(Figure content listings)
•••

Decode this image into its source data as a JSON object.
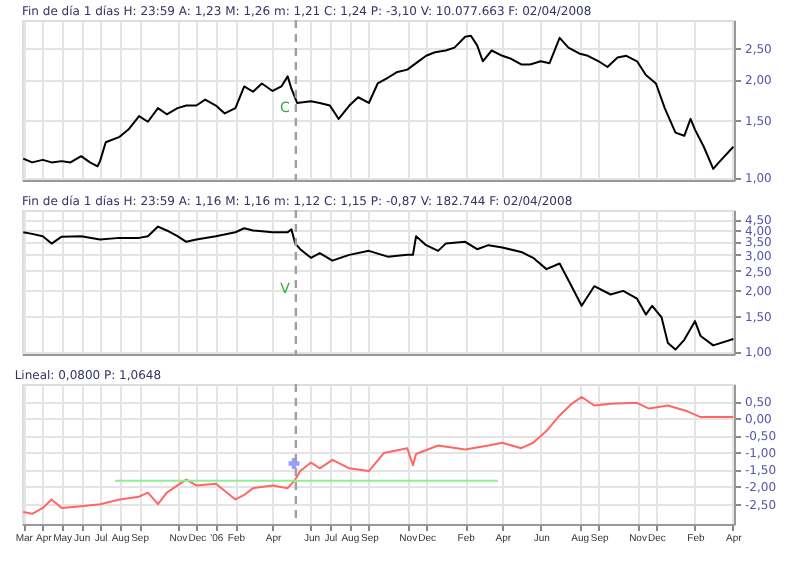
{
  "chart_data": [
    {
      "type": "line",
      "title": "Fin de día 1 días H: 23:59 A: 1,23 M: 1,26 m: 1,21 C: 1,24 P: -3,10 V: 10.077.663 F: 02/04/2008",
      "log": "y",
      "grid": true,
      "tick_labels": "y",
      "xlim": [
        "2005-02-27",
        "2008-04-03"
      ],
      "xticks": [
        {
          "value": "2005-03-01",
          "label": null
        },
        {
          "value": "2005-04-01",
          "label": null
        },
        {
          "value": "2005-05-01",
          "label": null
        },
        {
          "value": "2005-06-01",
          "label": null
        },
        {
          "value": "2005-07-01",
          "label": null
        },
        {
          "value": "2005-08-01",
          "label": null
        },
        {
          "value": "2005-09-01",
          "label": null
        },
        {
          "value": "2005-11-01",
          "label": null
        },
        {
          "value": "2005-12-01",
          "label": null
        },
        {
          "value": "2006-01-01",
          "label": null
        },
        {
          "value": "2006-02-01",
          "label": null
        },
        {
          "value": "2006-04-01",
          "label": null
        },
        {
          "value": "2006-06-01",
          "label": null
        },
        {
          "value": "2006-07-01",
          "label": null
        },
        {
          "value": "2006-08-01",
          "label": null
        },
        {
          "value": "2006-09-01",
          "label": null
        },
        {
          "value": "2006-11-01",
          "label": null
        },
        {
          "value": "2006-12-01",
          "label": null
        },
        {
          "value": "2007-02-01",
          "label": null
        },
        {
          "value": "2007-04-01",
          "label": null
        },
        {
          "value": "2007-06-01",
          "label": null
        },
        {
          "value": "2007-08-01",
          "label": null
        },
        {
          "value": "2007-09-01",
          "label": null
        },
        {
          "value": "2007-11-01",
          "label": null
        },
        {
          "value": "2007-12-01",
          "label": null
        },
        {
          "value": "2008-02-01",
          "label": null
        },
        {
          "value": "2008-04-01",
          "label": null
        }
      ],
      "ylim": [
        0.98,
        3.04
      ],
      "yticks": [
        {
          "value": 1,
          "label": "1,00"
        },
        {
          "value": 1.5,
          "label": "1,50"
        },
        {
          "value": 2,
          "label": "2,00"
        },
        {
          "value": 2.5,
          "label": "2,50"
        }
      ],
      "ref_lines": [
        {
          "axis": "x",
          "value": "2006-05-08",
          "color": "#a0a0a0",
          "line_style": "dashed"
        }
      ],
      "annotations": [
        "C"
      ],
      "series": [
        {
          "type": "line",
          "color": "#000000",
          "x": [
            "2005-03-01",
            "2005-03-15",
            "2005-04-01",
            "2005-04-15",
            "2005-05-01",
            "2005-05-15",
            "2005-06-01",
            "2005-06-15",
            "2005-06-27",
            "2005-07-01",
            "2005-07-10",
            "2005-08-01",
            "2005-08-15",
            "2005-09-01",
            "2005-09-15",
            "2005-10-01",
            "2005-10-15",
            "2005-11-01",
            "2005-11-15",
            "2005-12-01",
            "2005-12-15",
            "2006-01-01",
            "2006-01-15",
            "2006-02-01",
            "2006-02-15",
            "2006-03-01",
            "2006-03-15",
            "2006-04-01",
            "2006-04-15",
            "2006-04-25",
            "2006-05-01",
            "2006-05-10",
            "2006-06-01",
            "2006-06-15",
            "2006-07-01",
            "2006-07-15",
            "2006-08-01",
            "2006-08-15",
            "2006-09-01",
            "2006-09-15",
            "2006-10-01",
            "2006-10-15",
            "2006-11-01",
            "2006-11-15",
            "2006-12-01",
            "2006-12-15",
            "2007-01-01",
            "2007-01-15",
            "2007-02-01",
            "2007-02-10",
            "2007-02-20",
            "2007-03-01",
            "2007-03-15",
            "2007-04-01",
            "2007-04-15",
            "2007-05-01",
            "2007-05-15",
            "2007-06-01",
            "2007-06-15",
            "2007-07-01",
            "2007-07-15",
            "2007-08-01",
            "2007-08-15",
            "2007-09-01",
            "2007-09-15",
            "2007-10-01",
            "2007-10-15",
            "2007-11-01",
            "2007-11-15",
            "2007-12-01",
            "2007-12-15",
            "2008-01-01",
            "2008-01-15",
            "2008-01-25",
            "2008-02-01",
            "2008-02-15",
            "2008-03-01",
            "2008-03-10",
            "2008-04-02"
          ],
          "values": [
            1.14,
            1.11,
            1.13,
            1.11,
            1.12,
            1.11,
            1.16,
            1.11,
            1.08,
            1.12,
            1.28,
            1.33,
            1.4,
            1.54,
            1.48,
            1.63,
            1.56,
            1.63,
            1.66,
            1.66,
            1.73,
            1.66,
            1.57,
            1.63,
            1.9,
            1.83,
            1.94,
            1.84,
            1.9,
            2.04,
            1.87,
            1.69,
            1.71,
            1.69,
            1.66,
            1.51,
            1.66,
            1.76,
            1.69,
            1.94,
            2.02,
            2.1,
            2.14,
            2.24,
            2.36,
            2.42,
            2.45,
            2.5,
            2.7,
            2.72,
            2.54,
            2.27,
            2.45,
            2.36,
            2.31,
            2.22,
            2.22,
            2.27,
            2.24,
            2.68,
            2.5,
            2.4,
            2.36,
            2.27,
            2.18,
            2.33,
            2.36,
            2.27,
            2.06,
            1.94,
            1.63,
            1.37,
            1.34,
            1.51,
            1.4,
            1.24,
            1.06,
            1.11,
            1.24
          ]
        }
      ]
    },
    {
      "type": "line",
      "title": "Fin de día 1 días H: 23:59 A: 1,16 M: 1,16 m: 1,12 C: 1,15 P: -0,87 V: 182.744 F: 02/04/2008",
      "log": "y",
      "grid": true,
      "tick_labels": "y",
      "xlim": [
        "2005-02-27",
        "2008-04-03"
      ],
      "xticks": [
        {
          "value": "2005-03-01",
          "label": null
        },
        {
          "value": "2005-04-01",
          "label": null
        },
        {
          "value": "2005-05-01",
          "label": null
        },
        {
          "value": "2005-06-01",
          "label": null
        },
        {
          "value": "2005-07-01",
          "label": null
        },
        {
          "value": "2005-08-01",
          "label": null
        },
        {
          "value": "2005-09-01",
          "label": null
        },
        {
          "value": "2005-11-01",
          "label": null
        },
        {
          "value": "2005-12-01",
          "label": null
        },
        {
          "value": "2006-01-01",
          "label": null
        },
        {
          "value": "2006-02-01",
          "label": null
        },
        {
          "value": "2006-04-01",
          "label": null
        },
        {
          "value": "2006-06-01",
          "label": null
        },
        {
          "value": "2006-07-01",
          "label": null
        },
        {
          "value": "2006-08-01",
          "label": null
        },
        {
          "value": "2006-09-01",
          "label": null
        },
        {
          "value": "2006-11-01",
          "label": null
        },
        {
          "value": "2006-12-01",
          "label": null
        },
        {
          "value": "2007-02-01",
          "label": null
        },
        {
          "value": "2007-04-01",
          "label": null
        },
        {
          "value": "2007-06-01",
          "label": null
        },
        {
          "value": "2007-08-01",
          "label": null
        },
        {
          "value": "2007-09-01",
          "label": null
        },
        {
          "value": "2007-11-01",
          "label": null
        },
        {
          "value": "2007-12-01",
          "label": null
        },
        {
          "value": "2008-02-01",
          "label": null
        },
        {
          "value": "2008-04-01",
          "label": null
        }
      ],
      "ylim": [
        0.97,
        5.0
      ],
      "yticks": [
        {
          "value": 1,
          "label": "1,00"
        },
        {
          "value": 1.5,
          "label": "1,50"
        },
        {
          "value": 2,
          "label": "2,00"
        },
        {
          "value": 2.5,
          "label": "2,50"
        },
        {
          "value": 3,
          "label": "3,00"
        },
        {
          "value": 3.5,
          "label": "3,50"
        },
        {
          "value": 4,
          "label": "4,00"
        },
        {
          "value": 4.5,
          "label": "4,50"
        }
      ],
      "ref_lines": [
        {
          "axis": "x",
          "value": "2006-05-08",
          "color": "#a0a0a0",
          "line_style": "dashed"
        }
      ],
      "annotations": [
        "V"
      ],
      "series": [
        {
          "type": "line",
          "color": "#000000",
          "x": [
            "2005-03-01",
            "2005-03-15",
            "2005-04-01",
            "2005-04-15",
            "2005-05-01",
            "2005-06-01",
            "2005-07-01",
            "2005-08-01",
            "2005-09-01",
            "2005-09-15",
            "2005-10-01",
            "2005-10-15",
            "2005-11-01",
            "2005-11-15",
            "2005-12-01",
            "2006-01-01",
            "2006-02-01",
            "2006-02-15",
            "2006-03-01",
            "2006-04-01",
            "2006-04-25",
            "2006-05-01",
            "2006-05-07",
            "2006-05-15",
            "2006-06-01",
            "2006-06-15",
            "2006-07-05",
            "2006-08-01",
            "2006-09-01",
            "2006-10-01",
            "2006-11-01",
            "2006-11-10",
            "2006-11-15",
            "2006-12-01",
            "2006-12-20",
            "2007-01-01",
            "2007-02-01",
            "2007-02-20",
            "2007-03-10",
            "2007-04-01",
            "2007-05-01",
            "2007-05-20",
            "2007-06-10",
            "2007-07-01",
            "2007-07-20",
            "2007-08-05",
            "2007-08-25",
            "2007-09-20",
            "2007-10-10",
            "2007-11-01",
            "2007-11-15",
            "2007-11-25",
            "2007-12-10",
            "2007-12-20",
            "2008-01-01",
            "2008-01-15",
            "2008-02-01",
            "2008-02-10",
            "2008-03-01",
            "2008-04-02"
          ],
          "values": [
            3.88,
            3.81,
            3.71,
            3.41,
            3.69,
            3.71,
            3.57,
            3.64,
            3.64,
            3.71,
            4.14,
            3.96,
            3.71,
            3.48,
            3.57,
            3.71,
            3.88,
            4.06,
            3.96,
            3.88,
            3.88,
            4.01,
            3.41,
            3.2,
            2.9,
            3.06,
            2.81,
            3.0,
            3.14,
            2.94,
            3.0,
            3.0,
            3.71,
            3.35,
            3.14,
            3.41,
            3.48,
            3.2,
            3.35,
            3.26,
            3.1,
            2.9,
            2.55,
            2.72,
            2.1,
            1.68,
            2.1,
            1.91,
            1.99,
            1.82,
            1.52,
            1.68,
            1.47,
            1.1,
            1.02,
            1.14,
            1.41,
            1.19,
            1.07,
            1.15
          ]
        }
      ]
    },
    {
      "type": "line",
      "title": "Lineal: 0,0800 P: 1,0648",
      "grid": true,
      "xlim": [
        "2005-02-27",
        "2008-04-03"
      ],
      "xticks": [
        {
          "value": "2005-03-01",
          "label": "Mar"
        },
        {
          "value": "2005-04-01",
          "label": "Apr"
        },
        {
          "value": "2005-05-01",
          "label": "May"
        },
        {
          "value": "2005-06-01",
          "label": "Jun"
        },
        {
          "value": "2005-07-01",
          "label": "Jul"
        },
        {
          "value": "2005-08-01",
          "label": "Aug"
        },
        {
          "value": "2005-09-01",
          "label": "Sep"
        },
        {
          "value": "2005-11-01",
          "label": "Nov"
        },
        {
          "value": "2005-12-01",
          "label": "Dec"
        },
        {
          "value": "2006-01-01",
          "label": "'06"
        },
        {
          "value": "2006-02-01",
          "label": "Feb"
        },
        {
          "value": "2006-04-01",
          "label": "Apr"
        },
        {
          "value": "2006-06-01",
          "label": "Jun"
        },
        {
          "value": "2006-07-01",
          "label": "Jul"
        },
        {
          "value": "2006-08-01",
          "label": "Aug"
        },
        {
          "value": "2006-09-01",
          "label": "Sep"
        },
        {
          "value": "2006-11-01",
          "label": "Nov"
        },
        {
          "value": "2006-12-01",
          "label": "Dec"
        },
        {
          "value": "2007-02-01",
          "label": "Feb"
        },
        {
          "value": "2007-04-01",
          "label": "Apr"
        },
        {
          "value": "2007-06-01",
          "label": "Jun"
        },
        {
          "value": "2007-08-01",
          "label": "Aug"
        },
        {
          "value": "2007-09-01",
          "label": "Sep"
        },
        {
          "value": "2007-11-01",
          "label": "Nov"
        },
        {
          "value": "2007-12-01",
          "label": "Dec"
        },
        {
          "value": "2008-02-01",
          "label": "Feb"
        },
        {
          "value": "2008-04-01",
          "label": "Apr"
        }
      ],
      "ylim": [
        -3.1,
        1.0
      ],
      "yticks": [
        {
          "value": 0.5,
          "label": "0,50"
        },
        {
          "value": 0,
          "label": "0,00"
        },
        {
          "value": -0.5,
          "label": "-0,50"
        },
        {
          "value": -1,
          "label": "-1,00"
        },
        {
          "value": -1.5,
          "label": "-1,50"
        },
        {
          "value": -2,
          "label": "-2,00"
        },
        {
          "value": -2.5,
          "label": "-2,50"
        }
      ],
      "ref_lines": [
        {
          "axis": "x",
          "value": "2006-05-08",
          "color": "#a0a0a0",
          "line_style": "dashed"
        }
      ],
      "series": [
        {
          "type": "line",
          "color": "#ff6666",
          "x": [
            "2005-03-01",
            "2005-03-15",
            "2005-04-01",
            "2005-04-15",
            "2005-05-01",
            "2005-06-01",
            "2005-07-01",
            "2005-08-01",
            "2005-09-01",
            "2005-09-15",
            "2005-10-01",
            "2005-10-15",
            "2005-11-01",
            "2005-11-15",
            "2005-12-01",
            "2006-01-01",
            "2006-02-01",
            "2006-02-15",
            "2006-03-01",
            "2006-04-01",
            "2006-04-25",
            "2006-05-07",
            "2006-05-15",
            "2006-06-01",
            "2006-06-15",
            "2006-07-05",
            "2006-08-01",
            "2006-09-01",
            "2006-09-25",
            "2006-11-01",
            "2006-11-10",
            "2006-11-15",
            "2006-12-20",
            "2007-02-01",
            "2007-03-10",
            "2007-04-01",
            "2007-05-01",
            "2007-05-20",
            "2007-06-10",
            "2007-07-01",
            "2007-07-20",
            "2007-08-05",
            "2007-08-25",
            "2007-09-20",
            "2007-11-01",
            "2007-11-20",
            "2007-12-20",
            "2008-01-20",
            "2008-02-10",
            "2008-03-01",
            "2008-04-02"
          ],
          "values": [
            -2.75,
            -2.8,
            -2.63,
            -2.38,
            -2.63,
            -2.58,
            -2.52,
            -2.38,
            -2.3,
            -2.18,
            -2.52,
            -2.18,
            -1.97,
            -1.8,
            -1.97,
            -1.92,
            -2.38,
            -2.25,
            -2.05,
            -1.97,
            -2.05,
            -1.8,
            -1.55,
            -1.3,
            -1.47,
            -1.22,
            -1.47,
            -1.55,
            -1.02,
            -0.88,
            -1.38,
            -1.05,
            -0.8,
            -0.92,
            -0.8,
            -0.72,
            -0.88,
            -0.72,
            -0.38,
            0.08,
            0.42,
            0.62,
            0.37,
            0.42,
            0.45,
            0.28,
            0.37,
            0.2,
            0.03,
            0.03,
            0.03
          ]
        },
        {
          "type": "line",
          "color": "#90ee90",
          "x": [
            "2005-07-25",
            "2007-03-25"
          ],
          "values": [
            -1.83,
            -1.83
          ]
        },
        {
          "type": "scatter",
          "color": "#6677ff",
          "marker": "cross",
          "x": [
            "2006-05-05"
          ],
          "values": [
            -1.33
          ]
        }
      ]
    }
  ]
}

•••

> **YOUR TASK**
In the listing, find each line with the string "title" and copy it.

> **FINISHED ANSWER**
      "title": "Fin de día 1 días H: 23:59 A: 1,23 M: 1,26 m: 1,21 C: 1,24 P: -3,10 V: 10.077.663 F: 02/04/2008",
      "title": "Fin de día 1 días H: 23:59 A: 1,16 M: 1,16 m: 1,12 C: 1,15 P: -0,87 V: 182.744 F: 02/04/2008",
      "title": "Lineal: 0,0800 P: 1,0648",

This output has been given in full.